— To do —
Check every line of the entries that follow, and copy the ones containing "IPTV".

— Stored data —

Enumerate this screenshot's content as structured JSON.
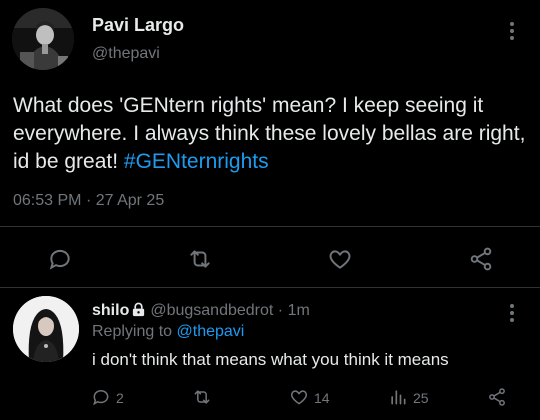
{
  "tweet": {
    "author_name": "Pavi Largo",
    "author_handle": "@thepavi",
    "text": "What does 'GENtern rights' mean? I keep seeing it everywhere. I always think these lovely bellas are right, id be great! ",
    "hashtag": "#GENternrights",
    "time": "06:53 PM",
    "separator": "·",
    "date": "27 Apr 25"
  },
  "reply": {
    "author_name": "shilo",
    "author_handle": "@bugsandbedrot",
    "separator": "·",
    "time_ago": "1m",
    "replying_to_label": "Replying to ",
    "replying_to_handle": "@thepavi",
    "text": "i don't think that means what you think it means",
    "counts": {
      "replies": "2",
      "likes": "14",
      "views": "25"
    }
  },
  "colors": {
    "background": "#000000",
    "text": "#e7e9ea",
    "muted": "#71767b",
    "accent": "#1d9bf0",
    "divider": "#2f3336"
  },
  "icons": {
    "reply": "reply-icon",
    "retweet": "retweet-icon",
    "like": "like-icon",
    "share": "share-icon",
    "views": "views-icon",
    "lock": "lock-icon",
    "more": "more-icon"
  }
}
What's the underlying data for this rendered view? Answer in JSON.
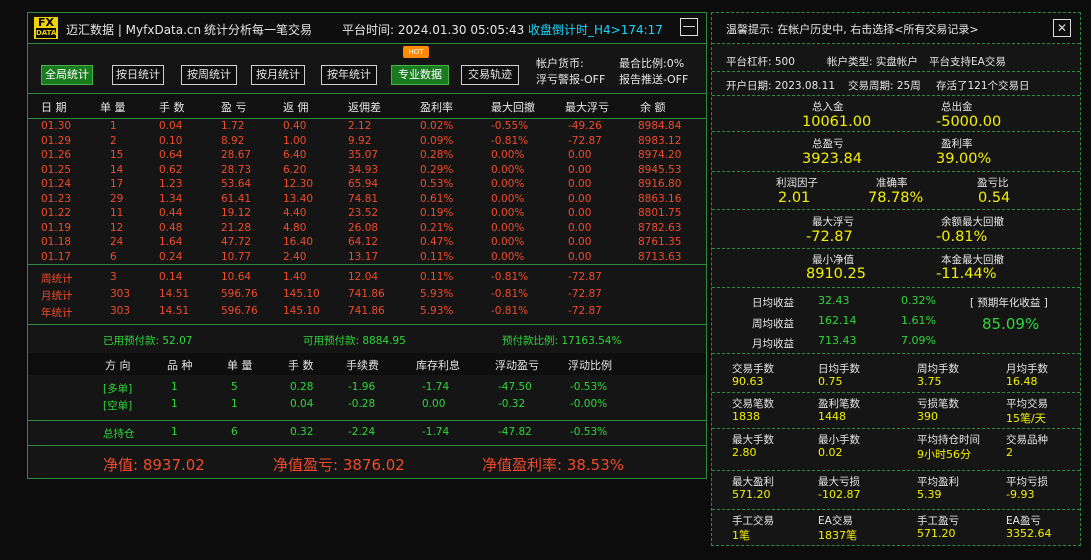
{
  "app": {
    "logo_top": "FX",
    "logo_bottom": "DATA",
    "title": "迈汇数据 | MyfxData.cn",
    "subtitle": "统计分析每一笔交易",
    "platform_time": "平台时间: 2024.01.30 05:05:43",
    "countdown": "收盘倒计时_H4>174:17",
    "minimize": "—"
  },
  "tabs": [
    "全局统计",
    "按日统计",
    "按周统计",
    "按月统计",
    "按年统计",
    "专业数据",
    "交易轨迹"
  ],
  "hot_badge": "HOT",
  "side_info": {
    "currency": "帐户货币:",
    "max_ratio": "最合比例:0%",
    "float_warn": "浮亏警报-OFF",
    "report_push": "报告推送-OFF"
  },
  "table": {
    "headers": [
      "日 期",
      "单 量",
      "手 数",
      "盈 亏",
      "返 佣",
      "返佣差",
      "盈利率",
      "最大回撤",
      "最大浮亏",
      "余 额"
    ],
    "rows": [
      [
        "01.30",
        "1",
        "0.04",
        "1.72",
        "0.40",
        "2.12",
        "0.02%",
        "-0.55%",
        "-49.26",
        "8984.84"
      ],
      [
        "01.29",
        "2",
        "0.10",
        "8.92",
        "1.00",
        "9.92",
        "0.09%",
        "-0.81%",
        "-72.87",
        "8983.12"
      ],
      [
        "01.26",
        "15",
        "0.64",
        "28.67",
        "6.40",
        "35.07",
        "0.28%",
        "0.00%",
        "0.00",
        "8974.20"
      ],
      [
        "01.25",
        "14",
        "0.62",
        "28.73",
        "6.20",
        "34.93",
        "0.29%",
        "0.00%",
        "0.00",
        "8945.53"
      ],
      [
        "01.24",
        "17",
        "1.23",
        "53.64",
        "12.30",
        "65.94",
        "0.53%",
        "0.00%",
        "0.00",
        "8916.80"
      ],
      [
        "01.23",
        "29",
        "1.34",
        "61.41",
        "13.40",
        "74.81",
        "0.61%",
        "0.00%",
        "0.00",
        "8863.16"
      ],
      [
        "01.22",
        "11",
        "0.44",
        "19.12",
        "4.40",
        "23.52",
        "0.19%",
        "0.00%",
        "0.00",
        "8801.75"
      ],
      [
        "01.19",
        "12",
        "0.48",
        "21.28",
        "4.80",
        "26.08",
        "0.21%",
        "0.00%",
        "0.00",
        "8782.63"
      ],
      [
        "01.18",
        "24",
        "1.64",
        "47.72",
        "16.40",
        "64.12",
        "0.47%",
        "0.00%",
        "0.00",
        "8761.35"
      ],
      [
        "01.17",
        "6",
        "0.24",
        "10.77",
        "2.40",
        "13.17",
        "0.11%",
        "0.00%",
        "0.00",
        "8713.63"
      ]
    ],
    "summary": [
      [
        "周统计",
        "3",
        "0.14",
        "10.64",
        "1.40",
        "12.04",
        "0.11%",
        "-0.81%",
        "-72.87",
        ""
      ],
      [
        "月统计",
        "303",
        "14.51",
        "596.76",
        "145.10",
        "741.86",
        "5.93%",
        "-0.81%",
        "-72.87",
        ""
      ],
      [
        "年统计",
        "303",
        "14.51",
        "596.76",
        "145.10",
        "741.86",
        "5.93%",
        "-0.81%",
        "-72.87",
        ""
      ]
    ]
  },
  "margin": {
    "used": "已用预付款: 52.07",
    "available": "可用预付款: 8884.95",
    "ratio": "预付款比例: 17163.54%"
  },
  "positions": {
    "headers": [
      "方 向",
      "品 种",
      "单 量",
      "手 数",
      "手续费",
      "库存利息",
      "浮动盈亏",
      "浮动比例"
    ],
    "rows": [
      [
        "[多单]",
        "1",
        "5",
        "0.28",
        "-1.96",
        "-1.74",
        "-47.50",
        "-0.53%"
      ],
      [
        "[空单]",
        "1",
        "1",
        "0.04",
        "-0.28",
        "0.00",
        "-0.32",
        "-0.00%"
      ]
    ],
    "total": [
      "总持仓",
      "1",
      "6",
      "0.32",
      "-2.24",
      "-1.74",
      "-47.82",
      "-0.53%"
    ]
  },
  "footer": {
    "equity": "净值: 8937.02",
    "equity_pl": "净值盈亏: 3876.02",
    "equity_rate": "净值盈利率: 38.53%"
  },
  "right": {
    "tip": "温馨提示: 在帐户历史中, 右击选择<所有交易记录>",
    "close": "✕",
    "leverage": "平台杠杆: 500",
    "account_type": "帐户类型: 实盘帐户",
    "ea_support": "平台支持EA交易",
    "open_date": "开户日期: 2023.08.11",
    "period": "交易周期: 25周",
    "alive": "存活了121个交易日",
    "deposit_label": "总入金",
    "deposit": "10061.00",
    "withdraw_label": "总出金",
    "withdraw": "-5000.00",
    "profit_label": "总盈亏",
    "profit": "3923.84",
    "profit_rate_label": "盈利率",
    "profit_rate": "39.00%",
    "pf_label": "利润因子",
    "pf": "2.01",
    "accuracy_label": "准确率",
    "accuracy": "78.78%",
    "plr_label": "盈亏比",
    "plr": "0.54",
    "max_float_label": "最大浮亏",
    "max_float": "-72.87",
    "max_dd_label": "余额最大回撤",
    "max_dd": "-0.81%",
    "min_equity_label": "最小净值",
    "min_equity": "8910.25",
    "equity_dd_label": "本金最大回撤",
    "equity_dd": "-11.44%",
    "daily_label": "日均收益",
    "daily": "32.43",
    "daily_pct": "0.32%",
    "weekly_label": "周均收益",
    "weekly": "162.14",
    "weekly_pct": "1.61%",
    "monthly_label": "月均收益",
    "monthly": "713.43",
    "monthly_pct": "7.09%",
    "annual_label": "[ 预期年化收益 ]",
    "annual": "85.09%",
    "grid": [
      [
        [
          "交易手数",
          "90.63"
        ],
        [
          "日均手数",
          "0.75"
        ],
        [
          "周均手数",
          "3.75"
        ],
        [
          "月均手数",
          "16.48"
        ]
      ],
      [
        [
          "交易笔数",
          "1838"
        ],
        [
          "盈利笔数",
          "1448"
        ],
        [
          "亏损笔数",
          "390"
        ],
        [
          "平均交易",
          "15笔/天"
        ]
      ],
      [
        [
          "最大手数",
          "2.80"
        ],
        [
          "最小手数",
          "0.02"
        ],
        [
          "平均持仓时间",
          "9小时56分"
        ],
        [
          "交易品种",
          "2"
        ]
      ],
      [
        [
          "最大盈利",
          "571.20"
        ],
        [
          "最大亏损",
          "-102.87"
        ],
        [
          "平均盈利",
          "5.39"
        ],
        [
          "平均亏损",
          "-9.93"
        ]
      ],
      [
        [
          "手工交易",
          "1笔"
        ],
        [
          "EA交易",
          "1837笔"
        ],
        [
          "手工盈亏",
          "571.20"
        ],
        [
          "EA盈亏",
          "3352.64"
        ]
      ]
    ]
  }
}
---
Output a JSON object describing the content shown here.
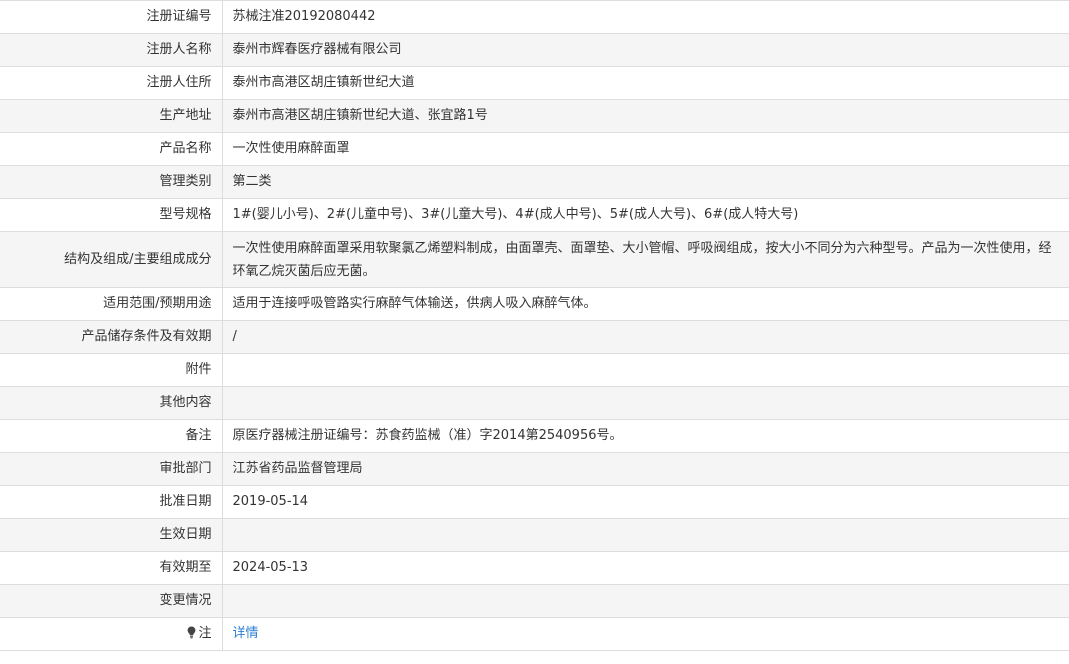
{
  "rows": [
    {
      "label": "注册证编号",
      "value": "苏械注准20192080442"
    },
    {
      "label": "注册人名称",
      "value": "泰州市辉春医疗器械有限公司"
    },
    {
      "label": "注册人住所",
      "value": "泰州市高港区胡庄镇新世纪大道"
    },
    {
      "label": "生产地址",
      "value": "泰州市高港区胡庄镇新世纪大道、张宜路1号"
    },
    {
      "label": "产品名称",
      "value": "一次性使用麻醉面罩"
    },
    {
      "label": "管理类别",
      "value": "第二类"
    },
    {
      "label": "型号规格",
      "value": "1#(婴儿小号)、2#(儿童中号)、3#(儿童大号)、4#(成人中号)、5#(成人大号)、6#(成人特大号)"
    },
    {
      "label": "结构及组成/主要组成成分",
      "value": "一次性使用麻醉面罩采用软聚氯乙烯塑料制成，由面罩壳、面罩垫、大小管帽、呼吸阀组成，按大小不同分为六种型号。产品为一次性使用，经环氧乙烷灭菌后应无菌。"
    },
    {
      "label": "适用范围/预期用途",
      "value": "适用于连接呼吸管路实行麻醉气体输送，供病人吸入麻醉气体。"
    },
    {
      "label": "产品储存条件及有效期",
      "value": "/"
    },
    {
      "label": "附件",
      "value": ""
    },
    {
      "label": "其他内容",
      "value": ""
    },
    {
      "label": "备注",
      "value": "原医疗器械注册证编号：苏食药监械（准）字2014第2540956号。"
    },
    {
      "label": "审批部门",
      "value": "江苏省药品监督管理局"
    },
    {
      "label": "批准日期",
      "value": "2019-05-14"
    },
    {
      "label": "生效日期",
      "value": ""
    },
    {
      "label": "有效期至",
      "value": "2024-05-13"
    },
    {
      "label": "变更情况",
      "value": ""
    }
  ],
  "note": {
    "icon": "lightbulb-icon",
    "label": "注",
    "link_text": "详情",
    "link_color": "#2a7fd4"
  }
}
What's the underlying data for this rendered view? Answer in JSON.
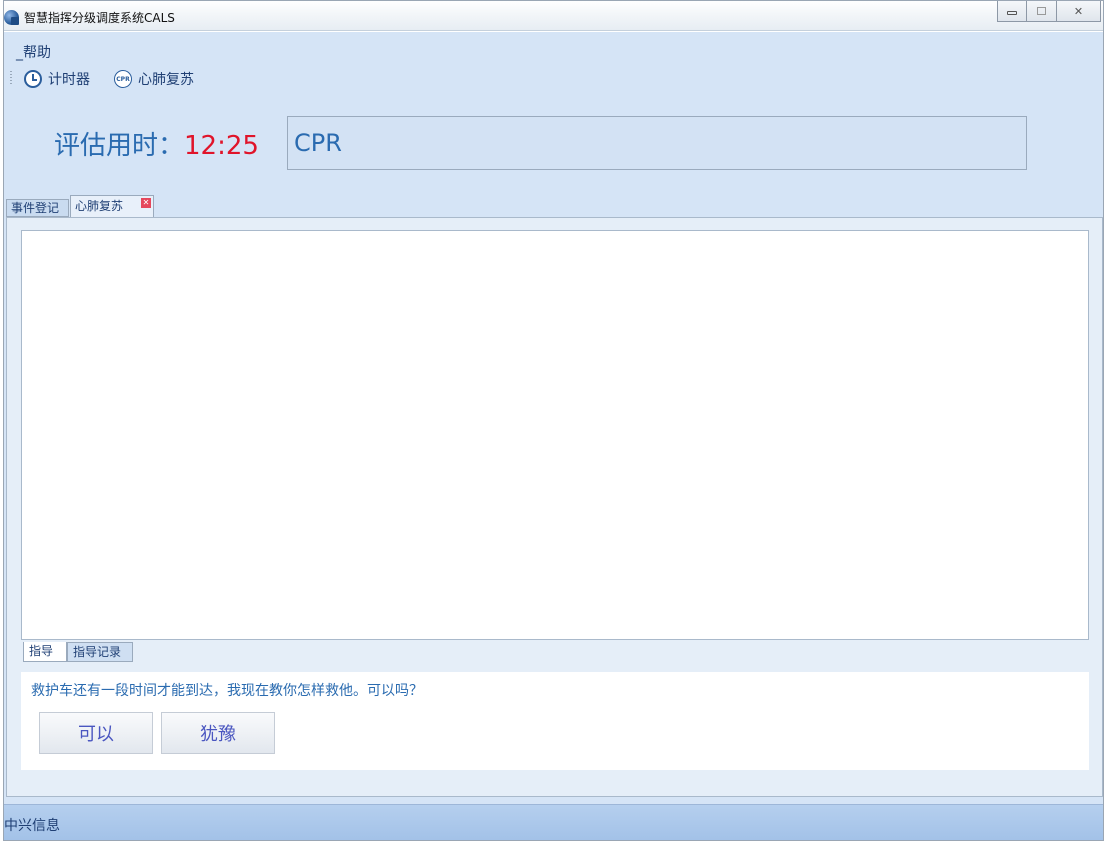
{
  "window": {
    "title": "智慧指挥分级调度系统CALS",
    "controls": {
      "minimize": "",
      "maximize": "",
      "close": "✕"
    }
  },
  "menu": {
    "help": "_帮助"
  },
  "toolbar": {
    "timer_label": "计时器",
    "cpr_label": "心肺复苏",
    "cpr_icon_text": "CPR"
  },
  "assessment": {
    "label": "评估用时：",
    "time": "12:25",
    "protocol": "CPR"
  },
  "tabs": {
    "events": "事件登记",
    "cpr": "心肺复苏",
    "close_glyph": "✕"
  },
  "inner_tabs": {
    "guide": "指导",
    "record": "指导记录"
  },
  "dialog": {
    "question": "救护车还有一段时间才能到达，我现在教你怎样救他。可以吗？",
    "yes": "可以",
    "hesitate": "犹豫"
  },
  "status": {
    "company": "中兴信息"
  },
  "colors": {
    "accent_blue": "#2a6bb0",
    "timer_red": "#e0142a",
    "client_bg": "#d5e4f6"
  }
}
==
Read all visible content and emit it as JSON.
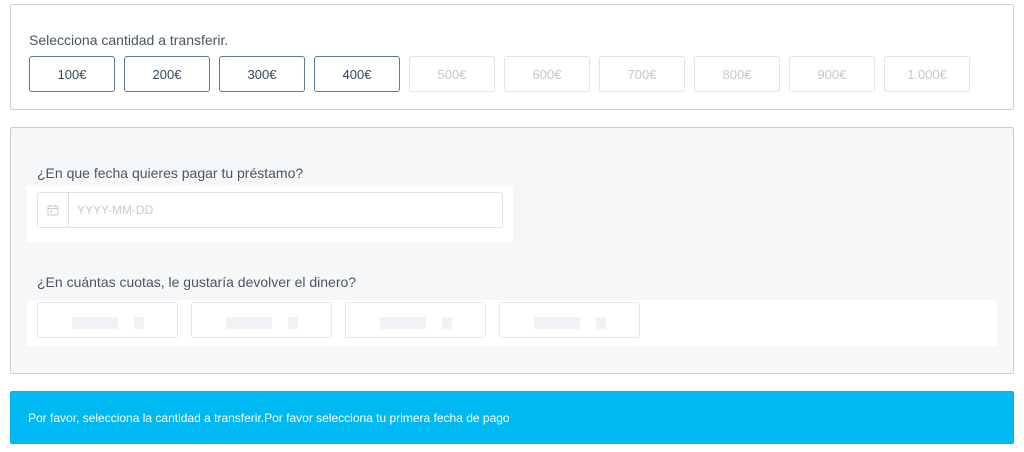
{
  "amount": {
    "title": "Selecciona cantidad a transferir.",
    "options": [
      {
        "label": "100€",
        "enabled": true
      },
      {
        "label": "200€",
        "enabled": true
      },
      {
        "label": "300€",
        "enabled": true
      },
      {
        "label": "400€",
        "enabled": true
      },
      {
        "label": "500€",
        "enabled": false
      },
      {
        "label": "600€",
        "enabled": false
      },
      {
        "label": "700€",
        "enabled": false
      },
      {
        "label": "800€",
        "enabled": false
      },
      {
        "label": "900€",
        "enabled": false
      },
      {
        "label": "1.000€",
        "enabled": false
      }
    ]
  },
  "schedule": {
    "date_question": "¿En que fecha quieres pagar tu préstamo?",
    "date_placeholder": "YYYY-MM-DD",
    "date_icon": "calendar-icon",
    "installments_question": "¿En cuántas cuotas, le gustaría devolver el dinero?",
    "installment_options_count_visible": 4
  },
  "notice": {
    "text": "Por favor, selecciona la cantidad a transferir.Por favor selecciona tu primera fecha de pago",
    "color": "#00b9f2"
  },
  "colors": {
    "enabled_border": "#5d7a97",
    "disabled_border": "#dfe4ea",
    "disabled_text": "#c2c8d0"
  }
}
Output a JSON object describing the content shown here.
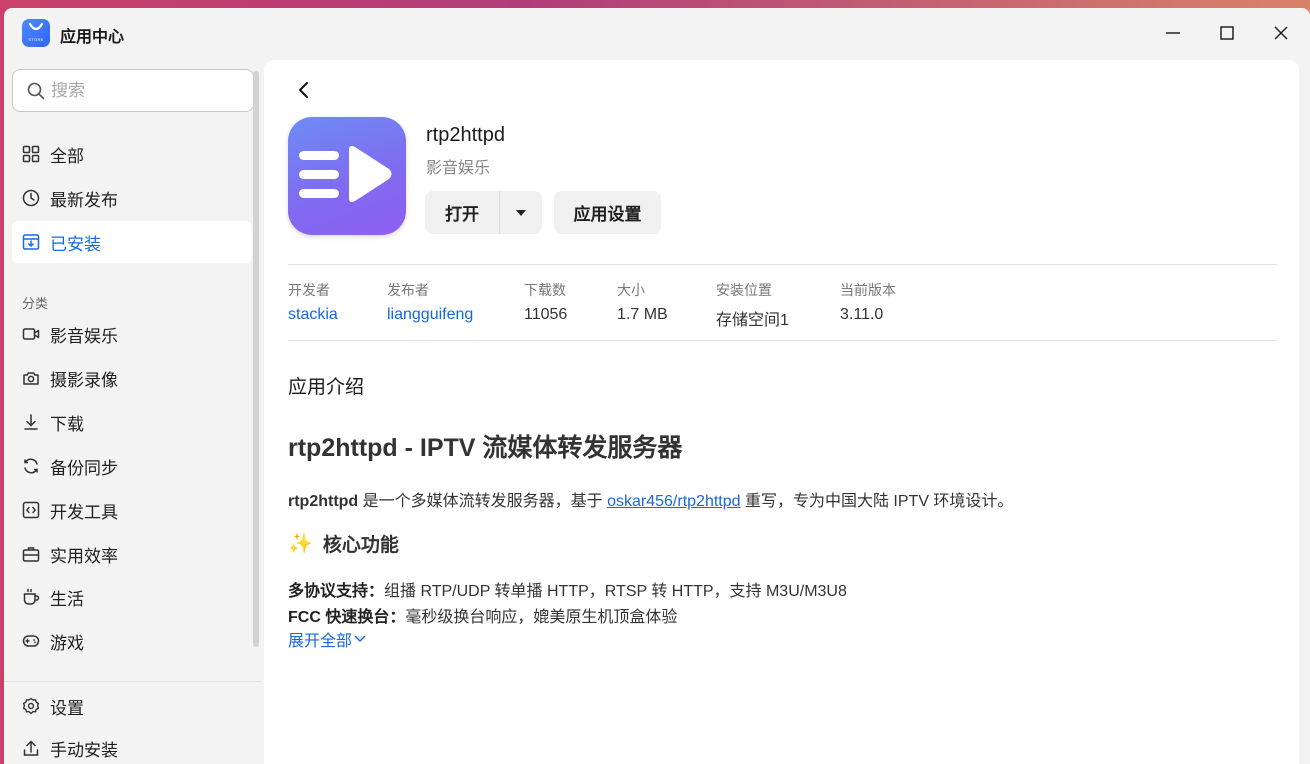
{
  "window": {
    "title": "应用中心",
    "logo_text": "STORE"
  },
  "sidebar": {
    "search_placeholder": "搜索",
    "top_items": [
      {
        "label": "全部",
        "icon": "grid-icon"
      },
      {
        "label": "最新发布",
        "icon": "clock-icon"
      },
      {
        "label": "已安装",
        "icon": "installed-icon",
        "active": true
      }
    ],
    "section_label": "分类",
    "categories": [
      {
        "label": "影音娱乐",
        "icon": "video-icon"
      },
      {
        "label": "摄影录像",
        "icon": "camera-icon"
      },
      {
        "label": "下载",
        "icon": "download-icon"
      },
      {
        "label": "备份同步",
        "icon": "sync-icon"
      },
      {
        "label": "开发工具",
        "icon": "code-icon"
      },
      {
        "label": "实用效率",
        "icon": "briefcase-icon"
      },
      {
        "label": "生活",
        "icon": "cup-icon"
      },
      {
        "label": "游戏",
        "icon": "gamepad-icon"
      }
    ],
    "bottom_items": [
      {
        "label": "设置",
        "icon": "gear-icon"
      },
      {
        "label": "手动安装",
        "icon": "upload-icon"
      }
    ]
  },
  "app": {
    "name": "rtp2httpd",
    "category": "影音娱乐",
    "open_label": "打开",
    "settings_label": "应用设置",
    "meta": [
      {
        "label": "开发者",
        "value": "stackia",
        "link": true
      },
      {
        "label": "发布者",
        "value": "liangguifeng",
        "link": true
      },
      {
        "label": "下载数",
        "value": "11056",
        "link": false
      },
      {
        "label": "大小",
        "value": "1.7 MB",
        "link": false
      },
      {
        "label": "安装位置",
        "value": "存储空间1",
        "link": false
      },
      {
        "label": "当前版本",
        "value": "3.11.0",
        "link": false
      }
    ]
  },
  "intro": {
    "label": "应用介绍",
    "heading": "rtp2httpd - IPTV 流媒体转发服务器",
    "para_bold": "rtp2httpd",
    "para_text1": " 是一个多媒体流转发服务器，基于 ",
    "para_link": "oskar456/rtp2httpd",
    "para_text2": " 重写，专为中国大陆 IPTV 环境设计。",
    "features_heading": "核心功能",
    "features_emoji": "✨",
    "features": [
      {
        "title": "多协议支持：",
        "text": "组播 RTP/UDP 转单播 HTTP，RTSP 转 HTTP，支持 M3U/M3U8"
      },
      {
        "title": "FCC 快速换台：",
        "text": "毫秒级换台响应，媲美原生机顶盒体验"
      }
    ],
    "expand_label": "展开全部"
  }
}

— Written response —
    "heading": "rtp2httpd - IPTV 流媒体转发服务器",
    "para_text2": " 重写，专为中国大陆 IPTV 环境设计。",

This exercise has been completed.